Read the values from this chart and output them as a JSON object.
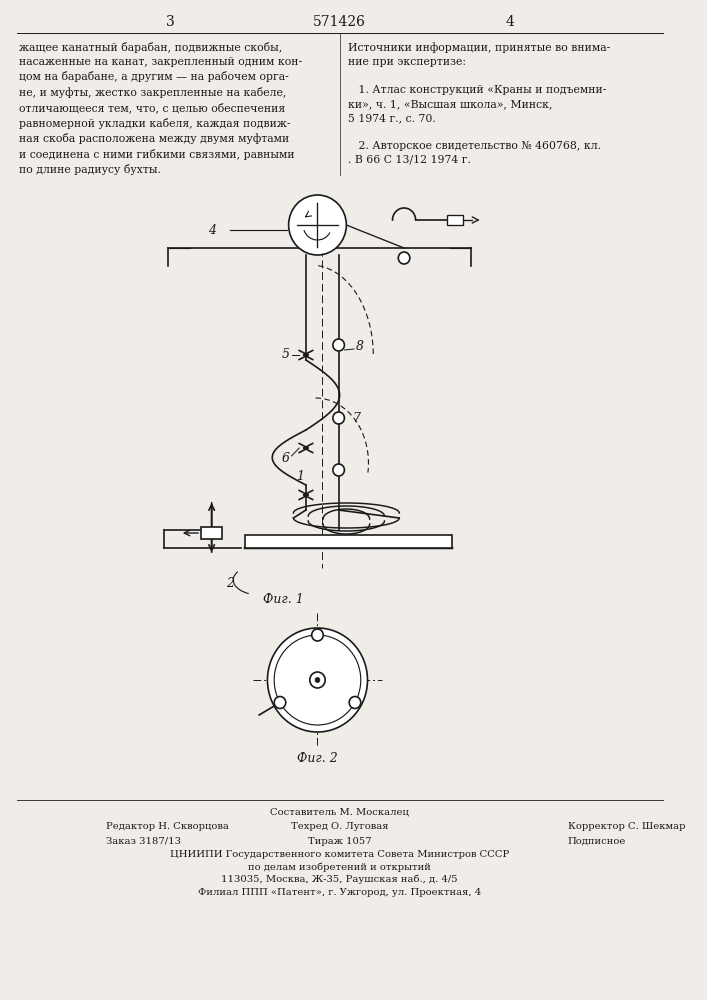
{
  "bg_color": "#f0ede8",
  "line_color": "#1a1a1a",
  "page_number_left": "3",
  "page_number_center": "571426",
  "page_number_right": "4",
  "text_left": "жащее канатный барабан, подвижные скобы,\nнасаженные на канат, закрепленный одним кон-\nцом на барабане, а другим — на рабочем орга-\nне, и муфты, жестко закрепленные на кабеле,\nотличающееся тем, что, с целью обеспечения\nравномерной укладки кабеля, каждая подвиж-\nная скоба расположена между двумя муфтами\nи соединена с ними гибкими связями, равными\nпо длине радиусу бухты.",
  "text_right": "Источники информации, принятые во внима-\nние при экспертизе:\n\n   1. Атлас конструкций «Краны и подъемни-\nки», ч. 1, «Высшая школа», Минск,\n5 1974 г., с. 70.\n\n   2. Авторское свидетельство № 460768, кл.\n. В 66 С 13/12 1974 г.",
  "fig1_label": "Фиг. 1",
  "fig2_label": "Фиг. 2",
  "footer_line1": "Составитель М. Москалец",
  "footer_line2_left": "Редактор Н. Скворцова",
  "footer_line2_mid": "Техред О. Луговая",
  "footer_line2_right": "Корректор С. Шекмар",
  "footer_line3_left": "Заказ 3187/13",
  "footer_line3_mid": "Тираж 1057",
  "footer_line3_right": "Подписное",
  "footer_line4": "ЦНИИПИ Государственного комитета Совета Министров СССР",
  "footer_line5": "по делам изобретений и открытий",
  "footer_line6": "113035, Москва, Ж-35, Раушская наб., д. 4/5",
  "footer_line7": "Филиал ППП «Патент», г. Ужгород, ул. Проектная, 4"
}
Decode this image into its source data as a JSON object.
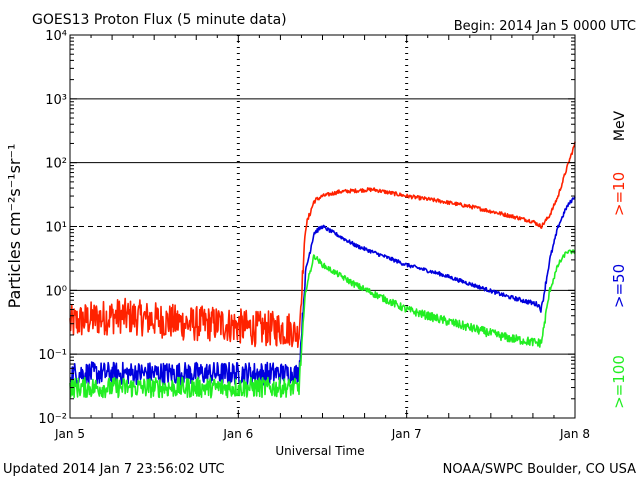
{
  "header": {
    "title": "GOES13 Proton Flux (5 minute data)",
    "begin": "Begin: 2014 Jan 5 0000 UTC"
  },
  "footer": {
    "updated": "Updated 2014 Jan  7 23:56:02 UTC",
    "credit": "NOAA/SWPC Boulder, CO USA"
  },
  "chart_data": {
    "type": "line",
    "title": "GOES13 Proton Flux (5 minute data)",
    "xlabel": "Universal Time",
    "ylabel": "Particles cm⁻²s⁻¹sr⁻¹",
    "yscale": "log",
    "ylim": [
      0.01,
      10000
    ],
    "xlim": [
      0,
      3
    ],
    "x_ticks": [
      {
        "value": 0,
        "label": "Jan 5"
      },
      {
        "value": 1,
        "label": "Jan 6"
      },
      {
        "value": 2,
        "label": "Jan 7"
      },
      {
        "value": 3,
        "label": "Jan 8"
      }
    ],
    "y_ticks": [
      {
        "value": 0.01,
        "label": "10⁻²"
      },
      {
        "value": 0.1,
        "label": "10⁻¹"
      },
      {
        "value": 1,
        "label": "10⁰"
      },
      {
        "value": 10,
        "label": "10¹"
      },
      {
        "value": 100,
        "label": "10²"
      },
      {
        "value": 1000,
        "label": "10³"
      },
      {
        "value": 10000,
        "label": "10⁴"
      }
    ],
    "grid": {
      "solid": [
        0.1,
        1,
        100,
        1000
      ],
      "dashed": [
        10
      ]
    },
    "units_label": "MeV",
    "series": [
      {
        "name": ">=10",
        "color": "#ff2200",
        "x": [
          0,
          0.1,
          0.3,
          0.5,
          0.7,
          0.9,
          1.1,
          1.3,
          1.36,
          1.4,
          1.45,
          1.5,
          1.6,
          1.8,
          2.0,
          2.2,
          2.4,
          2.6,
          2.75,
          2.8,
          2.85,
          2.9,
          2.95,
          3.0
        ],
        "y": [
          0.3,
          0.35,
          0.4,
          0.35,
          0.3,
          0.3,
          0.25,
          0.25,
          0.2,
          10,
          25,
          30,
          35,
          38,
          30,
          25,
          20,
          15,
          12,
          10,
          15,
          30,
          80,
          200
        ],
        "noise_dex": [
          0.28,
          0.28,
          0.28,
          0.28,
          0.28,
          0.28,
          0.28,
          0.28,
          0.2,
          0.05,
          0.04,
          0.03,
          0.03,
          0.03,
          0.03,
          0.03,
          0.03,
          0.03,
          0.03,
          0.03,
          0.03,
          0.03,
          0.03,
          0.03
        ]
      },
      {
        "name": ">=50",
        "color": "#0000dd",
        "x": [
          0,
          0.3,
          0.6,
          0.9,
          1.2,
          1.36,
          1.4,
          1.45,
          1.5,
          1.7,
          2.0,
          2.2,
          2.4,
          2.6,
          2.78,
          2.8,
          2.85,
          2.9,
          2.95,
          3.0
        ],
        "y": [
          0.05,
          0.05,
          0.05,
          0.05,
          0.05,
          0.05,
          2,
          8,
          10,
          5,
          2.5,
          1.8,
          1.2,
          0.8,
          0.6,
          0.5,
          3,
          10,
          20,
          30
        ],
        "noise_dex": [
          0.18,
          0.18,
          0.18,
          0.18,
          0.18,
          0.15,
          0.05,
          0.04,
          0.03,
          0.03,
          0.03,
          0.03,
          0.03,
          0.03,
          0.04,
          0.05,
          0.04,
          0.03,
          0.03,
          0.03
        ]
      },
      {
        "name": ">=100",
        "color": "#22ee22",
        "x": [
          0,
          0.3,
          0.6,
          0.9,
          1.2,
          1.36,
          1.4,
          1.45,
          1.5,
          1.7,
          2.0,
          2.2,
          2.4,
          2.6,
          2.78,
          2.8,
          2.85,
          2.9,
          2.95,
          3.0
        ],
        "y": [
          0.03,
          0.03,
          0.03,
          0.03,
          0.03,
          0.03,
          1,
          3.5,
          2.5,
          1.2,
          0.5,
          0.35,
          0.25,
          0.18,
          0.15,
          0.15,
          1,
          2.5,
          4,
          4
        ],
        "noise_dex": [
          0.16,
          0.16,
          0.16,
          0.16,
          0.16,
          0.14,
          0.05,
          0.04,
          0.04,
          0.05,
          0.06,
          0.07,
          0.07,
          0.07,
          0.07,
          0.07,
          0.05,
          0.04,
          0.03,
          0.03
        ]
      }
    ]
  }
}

### [OBJECTIVE]
Retype each entry precisely. Skip images entirely.

### [EXERCISE RESPONSE]
Read the values from this chart and output them as a JSON object.
{
  "bg_color": "#f0ede8",
  "line_color": "#1a1a1a",
  "page_number_left": "3",
  "page_number_center": "571426",
  "page_number_right": "4",
  "text_left": "жащее канатный барабан, подвижные скобы,\nнасаженные на канат, закрепленный одним кон-\nцом на барабане, а другим — на рабочем орга-\nне, и муфты, жестко закрепленные на кабеле,\nотличающееся тем, что, с целью обеспечения\nравномерной укладки кабеля, каждая подвиж-\nная скоба расположена между двумя муфтами\nи соединена с ними гибкими связями, равными\nпо длине радиусу бухты.",
  "text_right": "Источники информации, принятые во внима-\nние при экспертизе:\n\n   1. Атлас конструкций «Краны и подъемни-\nки», ч. 1, «Высшая школа», Минск,\n5 1974 г., с. 70.\n\n   2. Авторское свидетельство № 460768, кл.\n. В 66 С 13/12 1974 г.",
  "fig1_label": "Фиг. 1",
  "fig2_label": "Фиг. 2",
  "footer_line1": "Составитель М. Москалец",
  "footer_line2_left": "Редактор Н. Скворцова",
  "footer_line2_mid": "Техред О. Луговая",
  "footer_line2_right": "Корректор С. Шекмар",
  "footer_line3_left": "Заказ 3187/13",
  "footer_line3_mid": "Тираж 1057",
  "footer_line3_right": "Подписное",
  "footer_line4": "ЦНИИПИ Государственного комитета Совета Министров СССР",
  "footer_line5": "по делам изобретений и открытий",
  "footer_line6": "113035, Москва, Ж-35, Раушская наб., д. 4/5",
  "footer_line7": "Филиал ППП «Патент», г. Ужгород, ул. Проектная, 4"
}
Decode this image into its source data as a JSON object.
{
  "header": {
    "title": "GOES13 Proton Flux (5 minute data)",
    "begin": "Begin: 2014 Jan 5 0000 UTC"
  },
  "footer": {
    "updated": "Updated 2014 Jan  7 23:56:02 UTC",
    "credit": "NOAA/SWPC Boulder, CO USA"
  },
  "chart_data": {
    "type": "line",
    "title": "GOES13 Proton Flux (5 minute data)",
    "xlabel": "Universal Time",
    "ylabel": "Particles cm⁻²s⁻¹sr⁻¹",
    "yscale": "log",
    "ylim": [
      0.01,
      10000
    ],
    "xlim": [
      0,
      3
    ],
    "x_ticks": [
      {
        "value": 0,
        "label": "Jan 5"
      },
      {
        "value": 1,
        "label": "Jan 6"
      },
      {
        "value": 2,
        "label": "Jan 7"
      },
      {
        "value": 3,
        "label": "Jan 8"
      }
    ],
    "y_ticks": [
      {
        "value": 0.01,
        "label": "10⁻²"
      },
      {
        "value": 0.1,
        "label": "10⁻¹"
      },
      {
        "value": 1,
        "label": "10⁰"
      },
      {
        "value": 10,
        "label": "10¹"
      },
      {
        "value": 100,
        "label": "10²"
      },
      {
        "value": 1000,
        "label": "10³"
      },
      {
        "value": 10000,
        "label": "10⁴"
      }
    ],
    "grid": {
      "solid": [
        0.1,
        1,
        100,
        1000
      ],
      "dashed": [
        10
      ]
    },
    "units_label": "MeV",
    "series": [
      {
        "name": ">=10",
        "color": "#ff2200",
        "x": [
          0,
          0.1,
          0.3,
          0.5,
          0.7,
          0.9,
          1.1,
          1.3,
          1.36,
          1.4,
          1.45,
          1.5,
          1.6,
          1.8,
          2.0,
          2.2,
          2.4,
          2.6,
          2.75,
          2.8,
          2.85,
          2.9,
          2.95,
          3.0
        ],
        "y": [
          0.3,
          0.35,
          0.4,
          0.35,
          0.3,
          0.3,
          0.25,
          0.25,
          0.2,
          10,
          25,
          30,
          35,
          38,
          30,
          25,
          20,
          15,
          12,
          10,
          15,
          30,
          80,
          200
        ],
        "noise_dex": [
          0.28,
          0.28,
          0.28,
          0.28,
          0.28,
          0.28,
          0.28,
          0.28,
          0.2,
          0.05,
          0.04,
          0.03,
          0.03,
          0.03,
          0.03,
          0.03,
          0.03,
          0.03,
          0.03,
          0.03,
          0.03,
          0.03,
          0.03,
          0.03
        ]
      },
      {
        "name": ">=50",
        "color": "#0000dd",
        "x": [
          0,
          0.3,
          0.6,
          0.9,
          1.2,
          1.36,
          1.4,
          1.45,
          1.5,
          1.7,
          2.0,
          2.2,
          2.4,
          2.6,
          2.78,
          2.8,
          2.85,
          2.9,
          2.95,
          3.0
        ],
        "y": [
          0.05,
          0.05,
          0.05,
          0.05,
          0.05,
          0.05,
          2,
          8,
          10,
          5,
          2.5,
          1.8,
          1.2,
          0.8,
          0.6,
          0.5,
          3,
          10,
          20,
          30
        ],
        "noise_dex": [
          0.18,
          0.18,
          0.18,
          0.18,
          0.18,
          0.15,
          0.05,
          0.04,
          0.03,
          0.03,
          0.03,
          0.03,
          0.03,
          0.03,
          0.04,
          0.05,
          0.04,
          0.03,
          0.03,
          0.03
        ]
      },
      {
        "name": ">=100",
        "color": "#22ee22",
        "x": [
          0,
          0.3,
          0.6,
          0.9,
          1.2,
          1.36,
          1.4,
          1.45,
          1.5,
          1.7,
          2.0,
          2.2,
          2.4,
          2.6,
          2.78,
          2.8,
          2.85,
          2.9,
          2.95,
          3.0
        ],
        "y": [
          0.03,
          0.03,
          0.03,
          0.03,
          0.03,
          0.03,
          1,
          3.5,
          2.5,
          1.2,
          0.5,
          0.35,
          0.25,
          0.18,
          0.15,
          0.15,
          1,
          2.5,
          4,
          4
        ],
        "noise_dex": [
          0.16,
          0.16,
          0.16,
          0.16,
          0.16,
          0.14,
          0.05,
          0.04,
          0.04,
          0.05,
          0.06,
          0.07,
          0.07,
          0.07,
          0.07,
          0.07,
          0.05,
          0.04,
          0.03,
          0.03
        ]
      }
    ]
  }
}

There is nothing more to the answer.